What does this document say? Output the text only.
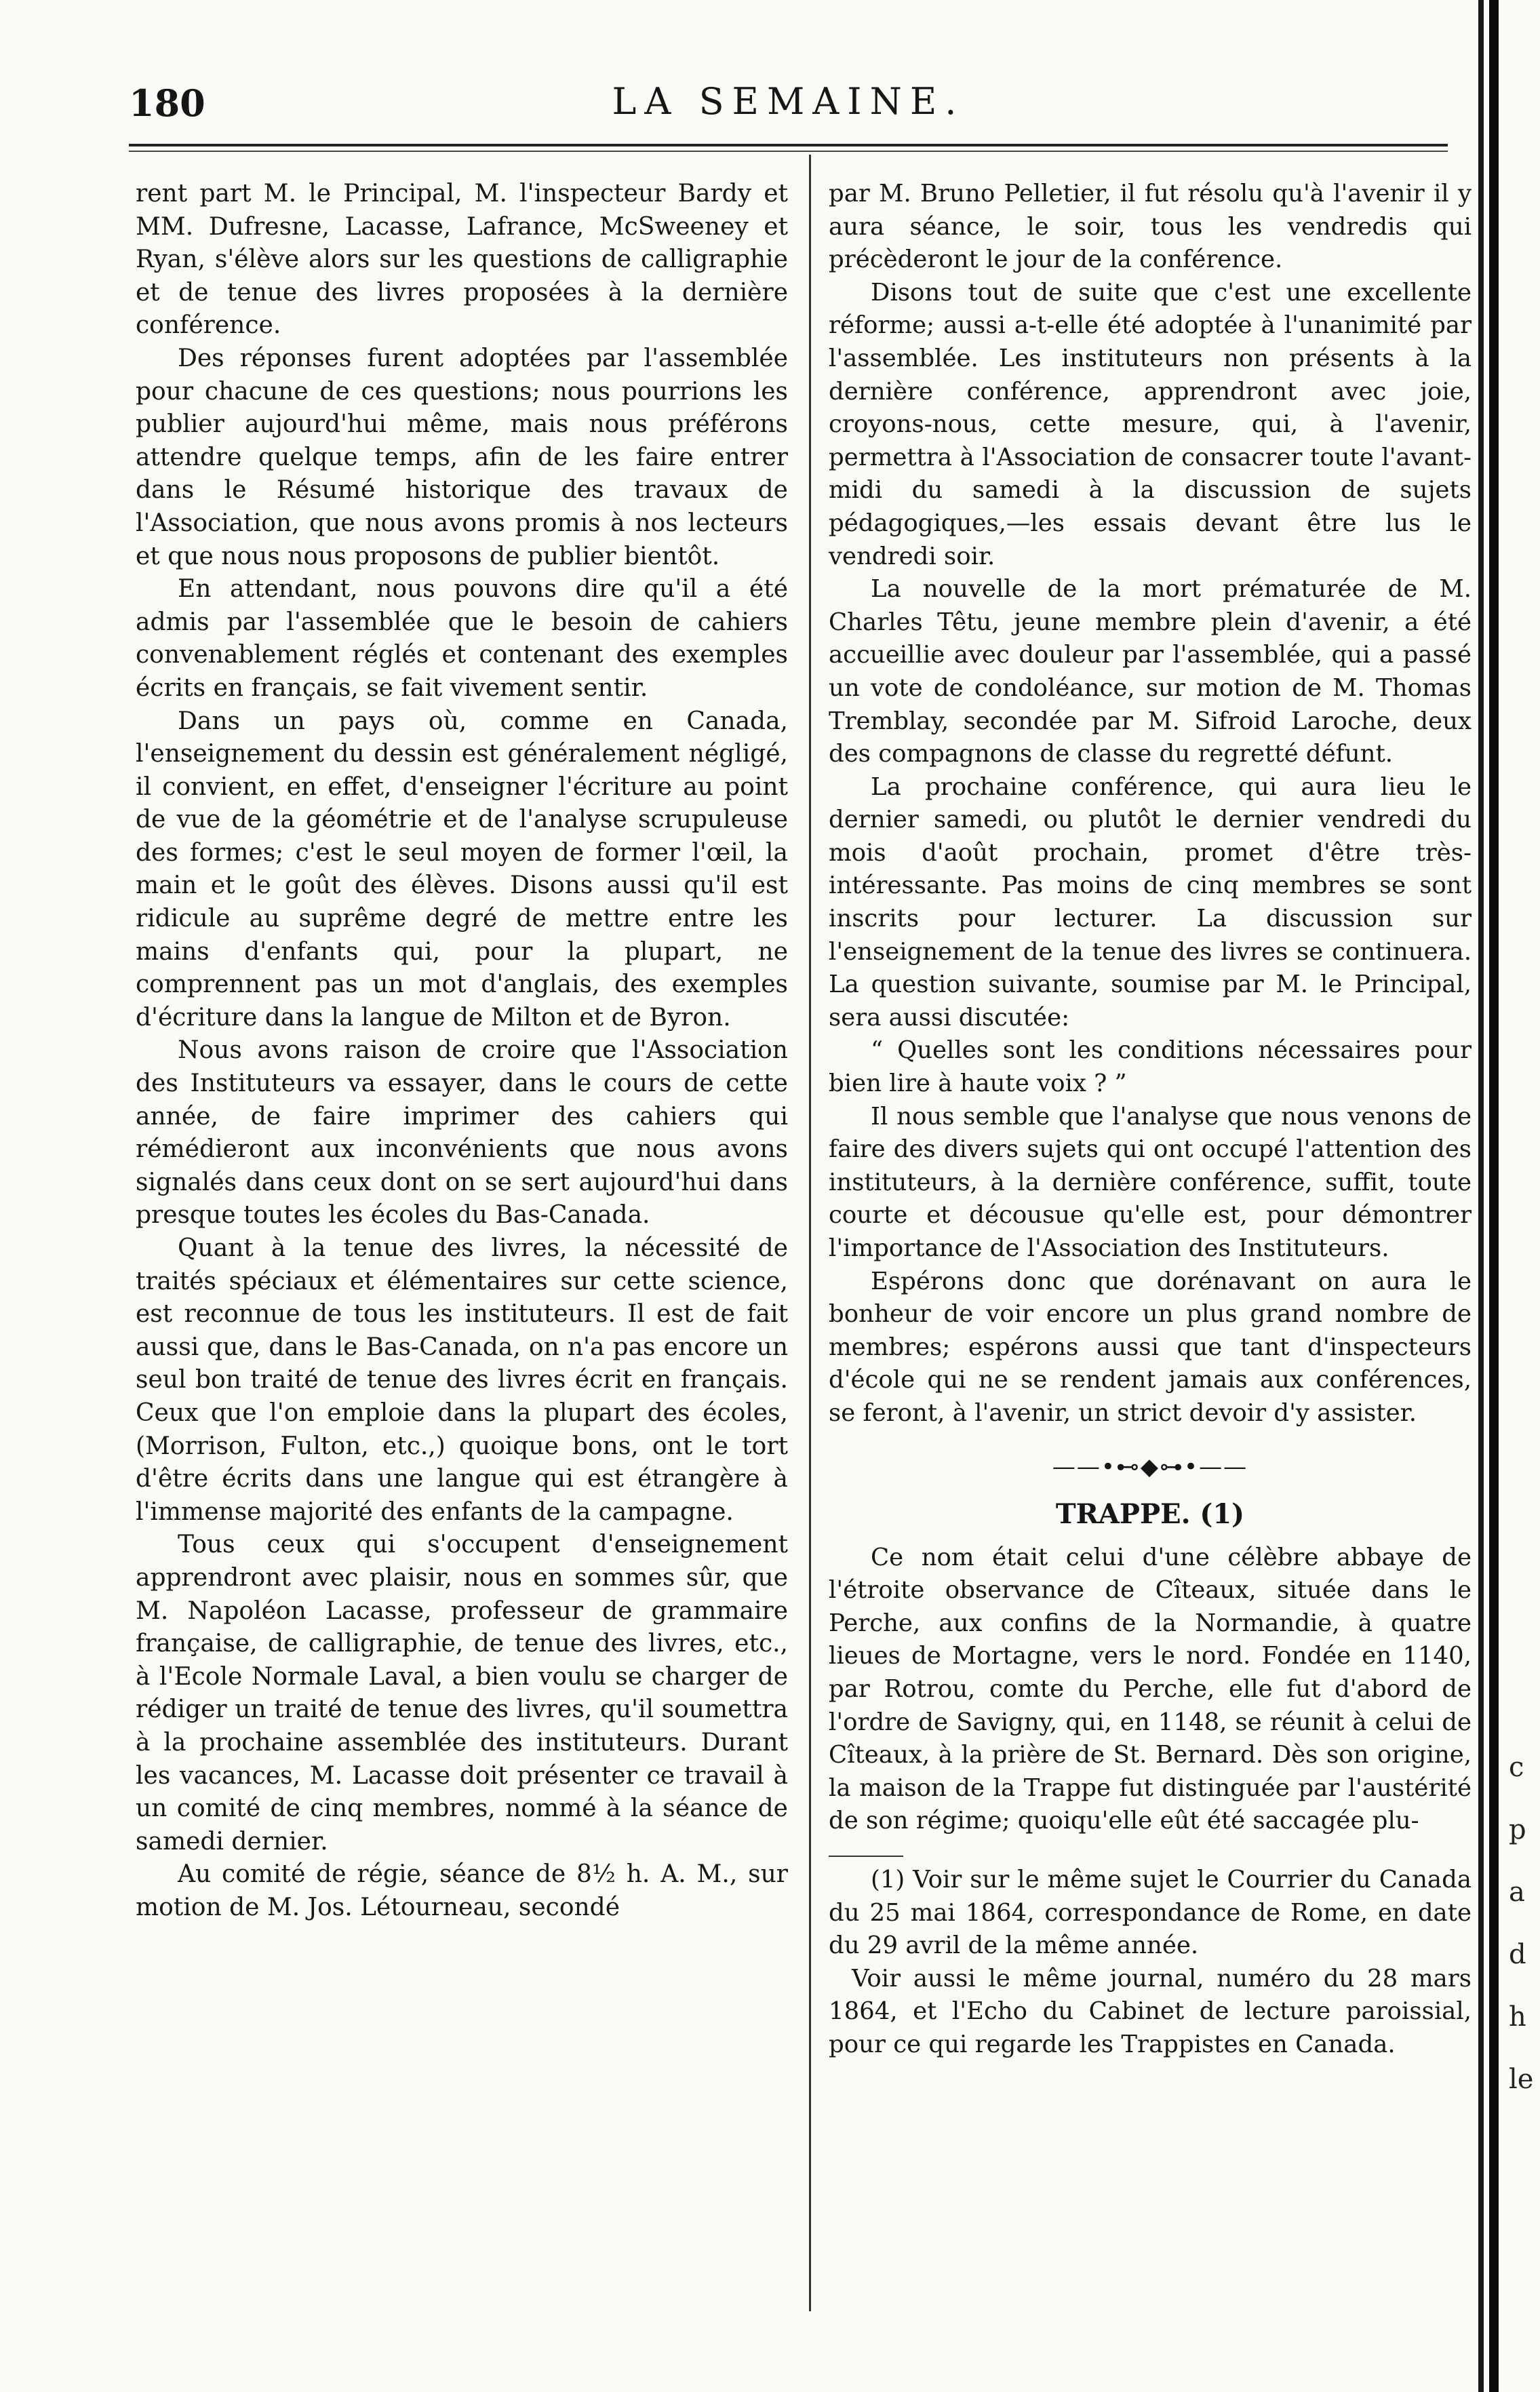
180	LA SEMAINE.

rent part M. le Principal, M. l'inspecteur Bardy et MM. Dufresne, Lacasse, Lafrance, McSweeney et Ryan, s'élève alors sur les questions de calligraphie et de tenue des livres proposées à la dernière conférence.

Des réponses furent adoptées par l'assemblée pour chacune de ces questions; nous pourrions les publier aujourd'hui même, mais nous préférons attendre quelque temps, afin de les faire entrer dans le Résumé historique des travaux de l'Association, que nous avons promis à nos lecteurs et que nous nous proposons de publier bientôt.

En attendant, nous pouvons dire qu'il a été admis par l'assemblée que le besoin de cahiers convenablement réglés et contenant des exemples écrits en français, se fait vivement sentir.

Dans un pays où, comme en Canada, l'enseignement du dessin est généralement négligé, il convient, en effet, d'enseigner l'écriture au point de vue de la géométrie et de l'analyse scrupuleuse des formes; c'est le seul moyen de former l'œil, la main et le goût des élèves. Disons aussi qu'il est ridicule au suprême degré de mettre entre les mains d'enfants qui, pour la plupart, ne comprennent pas un mot d'anglais, des exemples d'écriture dans la langue de Milton et de Byron.

Nous avons raison de croire que l'Association des Instituteurs va essayer, dans le cours de cette année, de faire imprimer des cahiers qui rémédieront aux inconvénients que nous avons signalés dans ceux dont on se sert aujourd'hui dans presque toutes les écoles du Bas-Canada.

Quant à la tenue des livres, la nécessité de traités spéciaux et élémentaires sur cette science, est reconnue de tous les instituteurs. Il est de fait aussi que, dans le Bas-Canada, on n'a pas encore un seul bon traité de tenue des livres écrit en français. Ceux que l'on emploie dans la plupart des écoles, (Morrison, Fulton, etc.,) quoique bons, ont le tort d'être écrits dans une langue qui est étrangère à l'immense majorité des enfants de la campagne.

Tous ceux qui s'occupent d'enseignement apprendront avec plaisir, nous en sommes sûr, que M. Napoléon Lacasse, professeur de grammaire française, de calligraphie, de tenue des livres, etc., à l'Ecole Normale Laval, a bien voulu se charger de rédiger un traité de tenue des livres, qu'il soumettra à la prochaine assemblée des instituteurs. Durant les vacances, M. Lacasse doit présenter ce travail à un comité de cinq membres, nommé à la séance de samedi dernier.

Au comité de régie, séance de 8½ h. A. M., sur motion de M. Jos. Létourneau, secondé

par M. Bruno Pelletier, il fut résolu qu'à l'avenir il y aura séance, le soir, tous les vendredis qui précèderont le jour de la conférence.

Disons tout de suite que c'est une excellente réforme; aussi a-t-elle été adoptée à l'unanimité par l'assemblée. Les instituteurs non présents à la dernière conférence, apprendront avec joie, croyons-nous, cette mesure, qui, à l'avenir, permettra à l'Association de consacrer toute l'avant-midi du samedi à la discussion de sujets pédagogiques,—les essais devant être lus le vendredi soir.

La nouvelle de la mort prématurée de M. Charles Têtu, jeune membre plein d'avenir, a été accueillie avec douleur par l'assemblée, qui a passé un vote de condoléance, sur motion de M. Thomas Tremblay, secondée par M. Sifroid Laroche, deux des compagnons de classe du regretté défunt.

La prochaine conférence, qui aura lieu le dernier samedi, ou plutôt le dernier vendredi du mois d'août prochain, promet d'être très-intéressante. Pas moins de cinq membres se sont inscrits pour lecturer. La discussion sur l'enseignement de la tenue des livres se continuera. La question suivante, soumise par M. le Principal, sera aussi discutée:

“ Quelles sont les conditions nécessaires pour bien lire à haute voix ? ”

Il nous semble que l'analyse que nous venons de faire des divers sujets qui ont occupé l'attention des instituteurs, à la dernière conférence, suffit, toute courte et décousue qu'elle est, pour démontrer l'importance de l'Association des Instituteurs.

Espérons donc que dorénavant on aura le bonheur de voir encore un plus grand nombre de membres; espérons aussi que tant d'inspecteurs d'école qui ne se rendent jamais aux conférences, se feront, à l'avenir, un strict devoir d'y assister.

——•⊷◆⊶•——
TRAPPE. (1)

Ce nom était celui d'une célèbre abbaye de l'étroite observance de Cîteaux, située dans le Perche, aux confins de la Normandie, à quatre lieues de Mortagne, vers le nord. Fondée en 1140, par Rotrou, comte du Perche, elle fut d'abord de l'ordre de Savigny, qui, en 1148, se réunit à celui de Cîteaux, à la prière de St. Bernard. Dès son origine, la maison de la Trappe fut distinguée par l'austérité de son régime; quoiqu'elle eût été saccagée plu-

(1) Voir sur le même sujet le Courrier du Canada du 25 mai 1864, correspondance de Rome, en date du 29 avril de la même année.

Voir aussi le même journal, numéro du 28 mars 1864, et l'Echo du Cabinet de lecture paroissial, pour ce qui regarde les Trappistes en Canada.

c
p
a
d
h
le
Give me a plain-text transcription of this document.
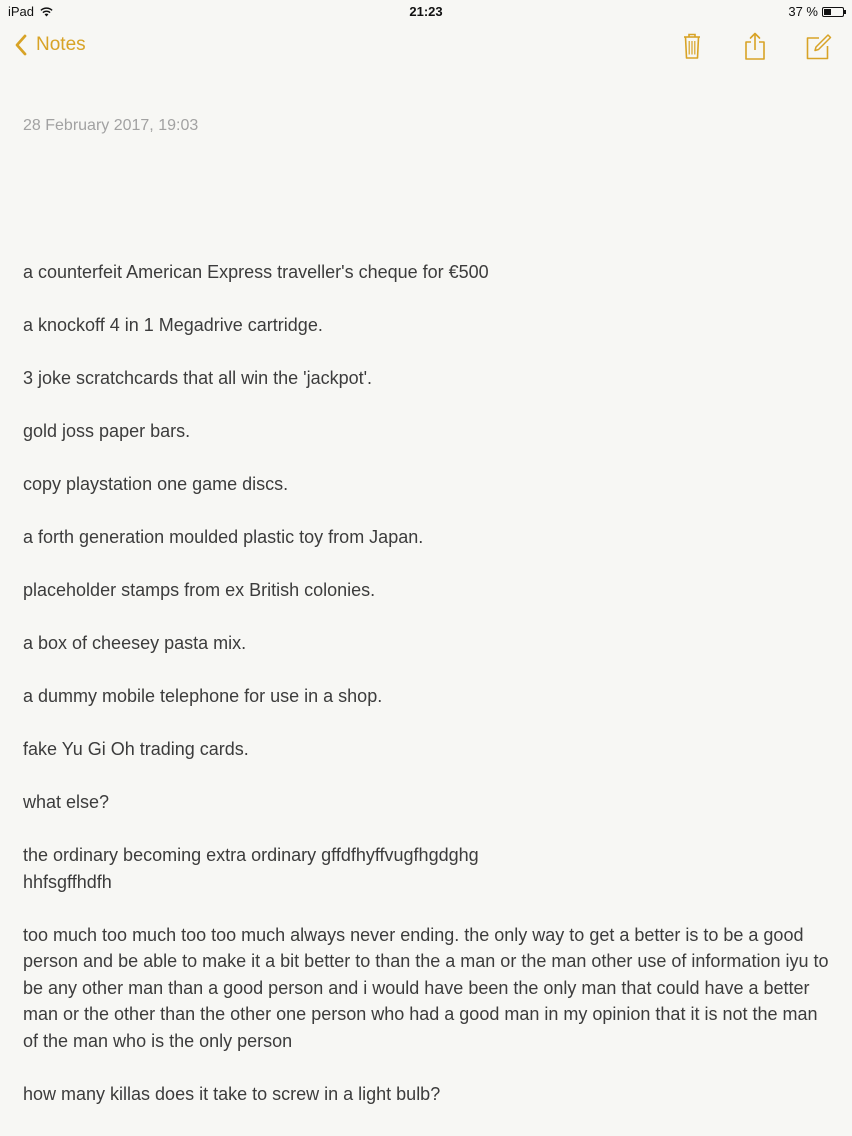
iPad	21:23	37 %
Notes
28 February 2017, 19:03

a counterfeit American Express traveller's cheque for €500

a knockoff 4 in 1 Megadrive cartridge.

3 joke scratchcards that all win the 'jackpot'.

gold joss paper bars.

copy playstation one game discs.

a forth generation moulded plastic toy from Japan.

placeholder stamps from ex British colonies.

a box of cheesey pasta mix.

a dummy mobile telephone for use in a shop.

fake Yu Gi Oh trading cards.

what else?

the ordinary becoming extra ordinary gffdfhyffvugfhgdghg
hhfsgffhdfh

too much too much too too much always never ending. the only way to get a better is to be a good person and be able to make it a bit better to than the a man or the man other use of information iyu to be any other man than a good person and i would have been the only man that could have a better man or the other than the other one person who had a good man in my opinion that it is not the man of the man who is the only person

how many killas does it take to screw in a light bulb?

- - - - - - -

* **Exercise aim**: Find the string "from" in the listing and return every line that holds it.

* **Solved exercise**:
a forth generation moulded plastic toy from Japan.
placeholder stamps from ex British colonies.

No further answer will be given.